* [STATED PROBLEM]: Search the data for the word "from". Reproduce every line where it is found.

* [EXCERPTED RECORDS]:
---+---
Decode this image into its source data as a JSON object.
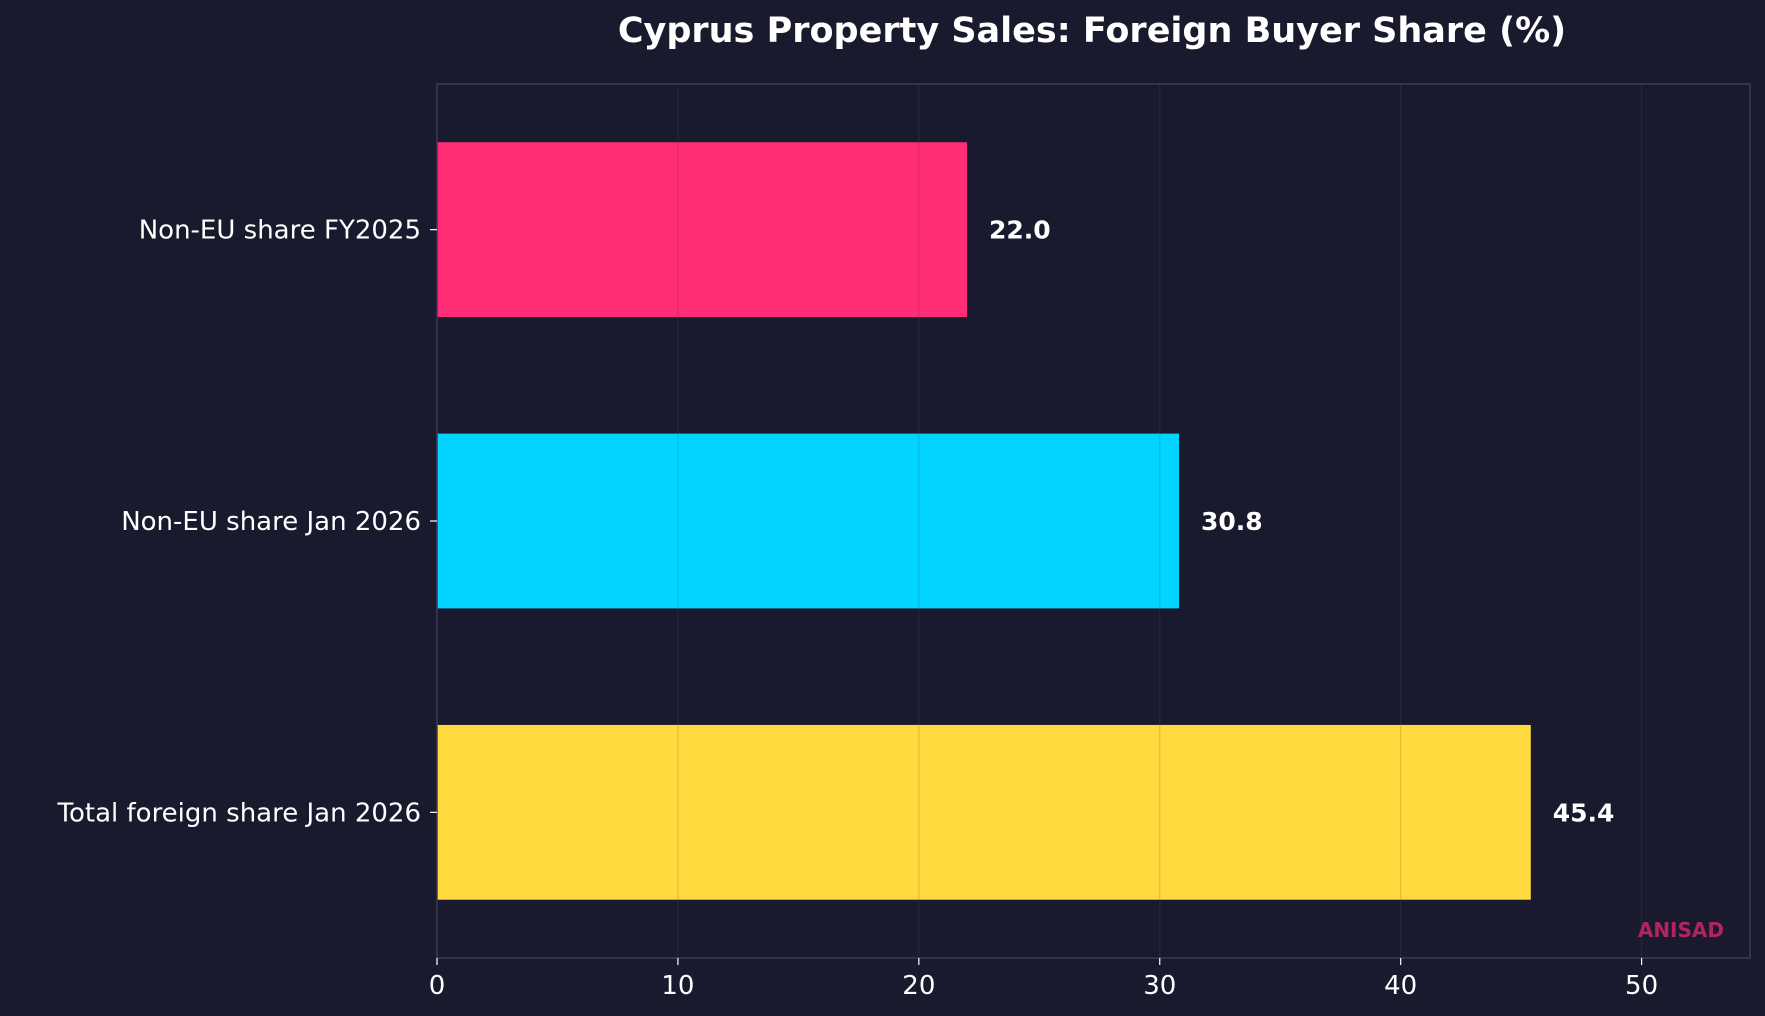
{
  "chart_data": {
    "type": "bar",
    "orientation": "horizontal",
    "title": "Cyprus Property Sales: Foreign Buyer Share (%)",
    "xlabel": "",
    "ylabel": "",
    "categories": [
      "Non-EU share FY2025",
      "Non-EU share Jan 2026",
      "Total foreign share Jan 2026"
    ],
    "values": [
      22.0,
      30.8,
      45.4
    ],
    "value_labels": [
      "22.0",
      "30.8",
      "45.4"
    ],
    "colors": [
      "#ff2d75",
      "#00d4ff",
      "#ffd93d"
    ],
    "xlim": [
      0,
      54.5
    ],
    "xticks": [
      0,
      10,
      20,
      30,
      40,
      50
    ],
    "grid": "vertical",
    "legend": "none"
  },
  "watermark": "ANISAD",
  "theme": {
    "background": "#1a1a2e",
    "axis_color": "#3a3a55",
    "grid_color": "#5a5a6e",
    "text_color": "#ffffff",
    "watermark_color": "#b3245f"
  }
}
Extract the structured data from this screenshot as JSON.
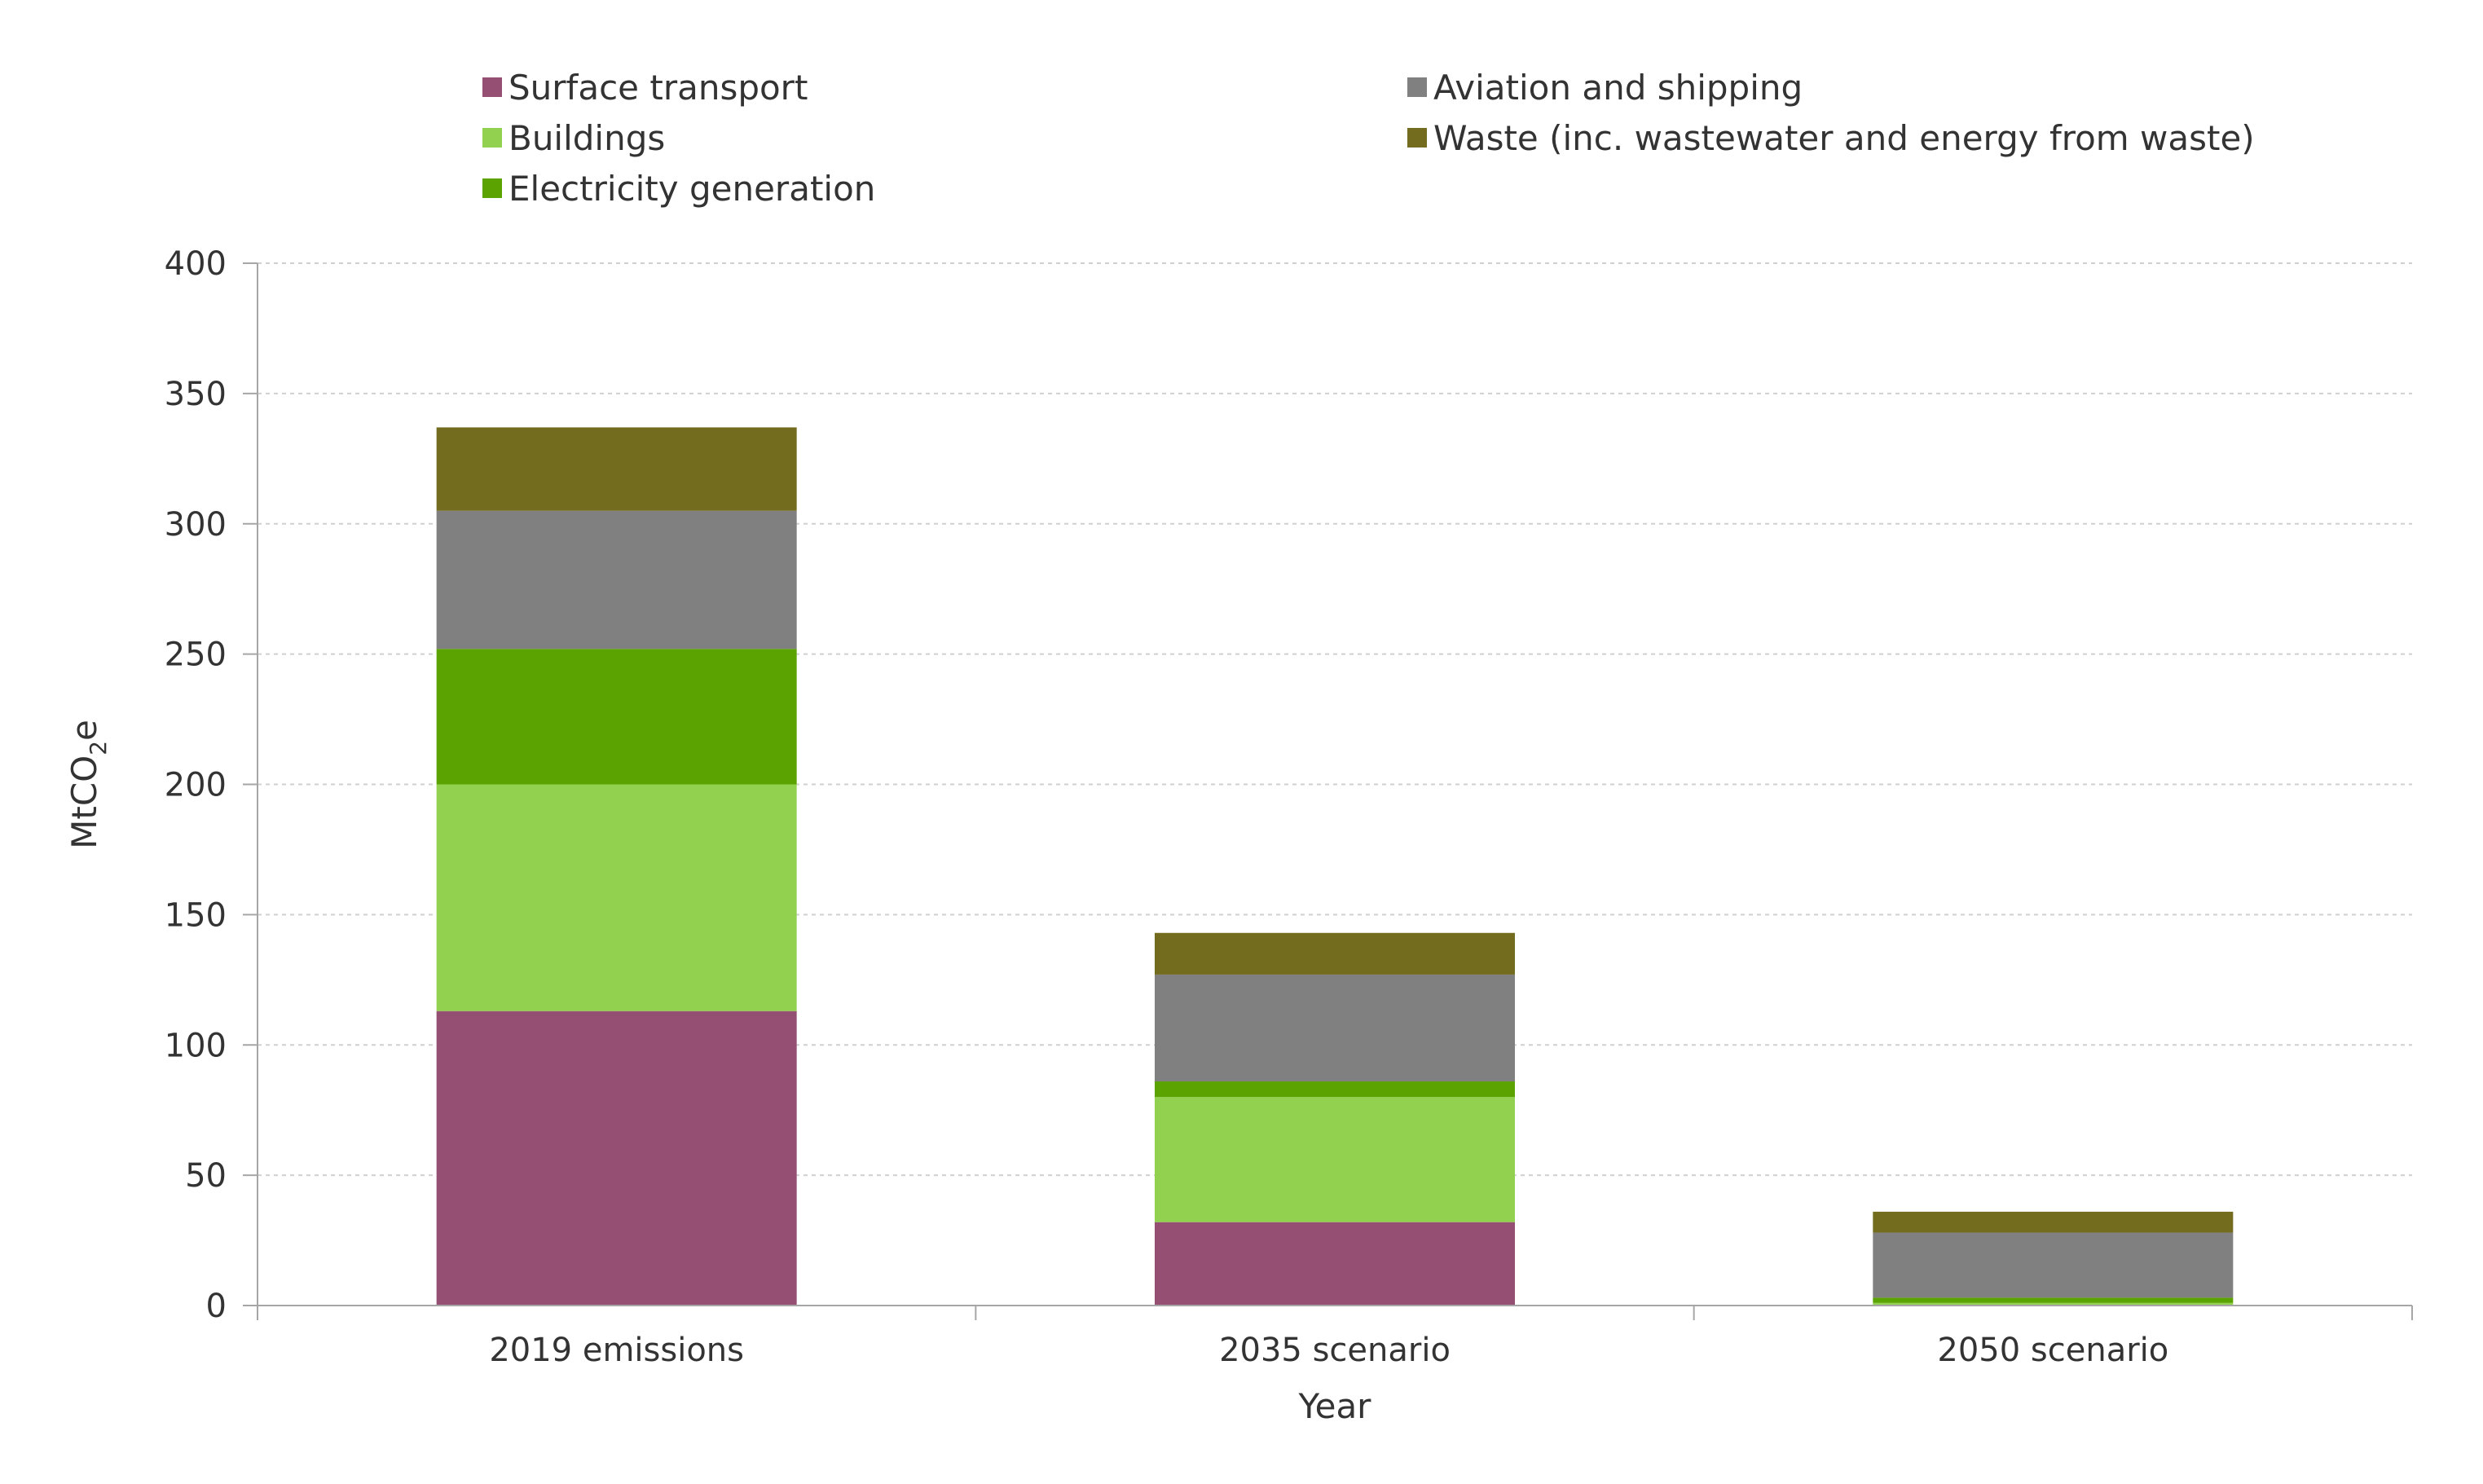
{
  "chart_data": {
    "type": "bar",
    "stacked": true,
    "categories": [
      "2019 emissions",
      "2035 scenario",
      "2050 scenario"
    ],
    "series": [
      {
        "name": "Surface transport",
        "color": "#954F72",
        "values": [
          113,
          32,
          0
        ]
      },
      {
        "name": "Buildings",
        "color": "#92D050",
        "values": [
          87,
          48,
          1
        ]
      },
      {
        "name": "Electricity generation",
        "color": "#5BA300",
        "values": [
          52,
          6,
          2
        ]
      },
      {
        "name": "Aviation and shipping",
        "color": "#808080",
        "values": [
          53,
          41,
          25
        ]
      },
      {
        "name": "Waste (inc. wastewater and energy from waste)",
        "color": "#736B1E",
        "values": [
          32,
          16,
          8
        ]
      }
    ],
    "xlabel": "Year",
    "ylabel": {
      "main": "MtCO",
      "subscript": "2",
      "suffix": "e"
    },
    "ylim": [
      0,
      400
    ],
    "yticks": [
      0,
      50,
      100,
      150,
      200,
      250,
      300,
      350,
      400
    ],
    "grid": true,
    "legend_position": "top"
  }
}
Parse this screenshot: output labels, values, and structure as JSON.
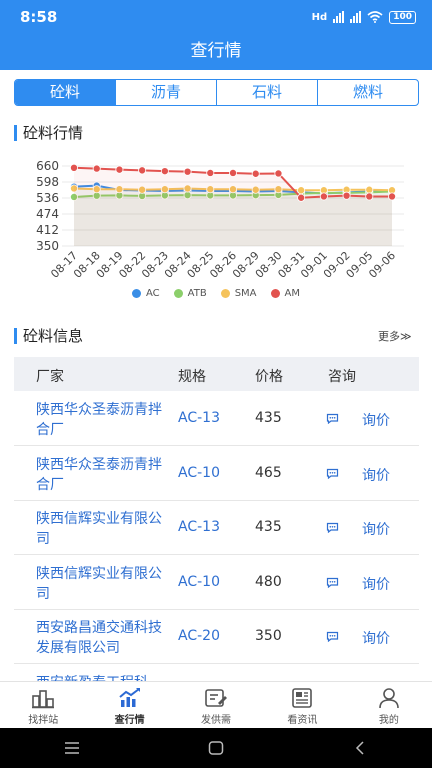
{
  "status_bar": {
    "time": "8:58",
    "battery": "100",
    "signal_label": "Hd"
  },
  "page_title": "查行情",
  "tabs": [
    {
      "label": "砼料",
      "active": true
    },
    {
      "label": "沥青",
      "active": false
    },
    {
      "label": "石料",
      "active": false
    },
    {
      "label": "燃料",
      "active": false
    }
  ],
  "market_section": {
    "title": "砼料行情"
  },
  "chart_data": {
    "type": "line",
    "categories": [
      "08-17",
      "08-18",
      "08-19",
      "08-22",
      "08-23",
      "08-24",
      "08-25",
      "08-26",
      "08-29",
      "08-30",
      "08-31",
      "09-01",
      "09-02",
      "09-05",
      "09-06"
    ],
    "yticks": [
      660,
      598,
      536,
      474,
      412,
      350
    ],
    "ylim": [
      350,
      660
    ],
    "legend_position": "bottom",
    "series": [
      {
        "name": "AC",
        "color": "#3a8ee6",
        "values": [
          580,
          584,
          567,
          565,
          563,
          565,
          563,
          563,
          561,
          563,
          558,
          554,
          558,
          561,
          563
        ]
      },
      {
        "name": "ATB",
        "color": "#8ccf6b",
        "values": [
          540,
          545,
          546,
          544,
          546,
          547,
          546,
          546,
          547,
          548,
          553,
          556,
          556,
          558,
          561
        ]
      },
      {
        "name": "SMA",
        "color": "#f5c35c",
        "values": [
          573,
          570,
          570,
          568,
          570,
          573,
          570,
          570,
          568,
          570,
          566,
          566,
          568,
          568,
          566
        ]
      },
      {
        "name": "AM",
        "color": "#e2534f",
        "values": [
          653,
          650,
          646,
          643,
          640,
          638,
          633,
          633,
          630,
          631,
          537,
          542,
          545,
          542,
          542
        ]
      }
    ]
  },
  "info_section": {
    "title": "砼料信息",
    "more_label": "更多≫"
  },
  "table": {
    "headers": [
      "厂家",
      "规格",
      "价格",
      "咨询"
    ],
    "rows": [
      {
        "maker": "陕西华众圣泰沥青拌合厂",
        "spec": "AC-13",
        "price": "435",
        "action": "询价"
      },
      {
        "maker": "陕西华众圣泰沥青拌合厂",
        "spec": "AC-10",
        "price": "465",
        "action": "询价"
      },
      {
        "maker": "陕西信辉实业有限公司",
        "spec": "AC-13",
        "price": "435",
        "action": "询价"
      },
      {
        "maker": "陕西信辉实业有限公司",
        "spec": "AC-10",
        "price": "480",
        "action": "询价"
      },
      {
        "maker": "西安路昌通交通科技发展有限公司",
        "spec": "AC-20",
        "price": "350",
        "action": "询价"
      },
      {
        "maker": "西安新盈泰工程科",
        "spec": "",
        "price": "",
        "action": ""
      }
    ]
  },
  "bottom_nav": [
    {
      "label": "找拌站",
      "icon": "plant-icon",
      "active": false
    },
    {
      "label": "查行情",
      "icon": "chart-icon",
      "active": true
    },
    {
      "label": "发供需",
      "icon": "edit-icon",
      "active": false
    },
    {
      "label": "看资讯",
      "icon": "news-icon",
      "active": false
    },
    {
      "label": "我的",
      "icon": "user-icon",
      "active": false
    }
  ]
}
---+---
* [RESPONSE]:
Extract the structured data from this screenshot as JSON.
        "name": "Waste (inc. wastewater and energy from waste)",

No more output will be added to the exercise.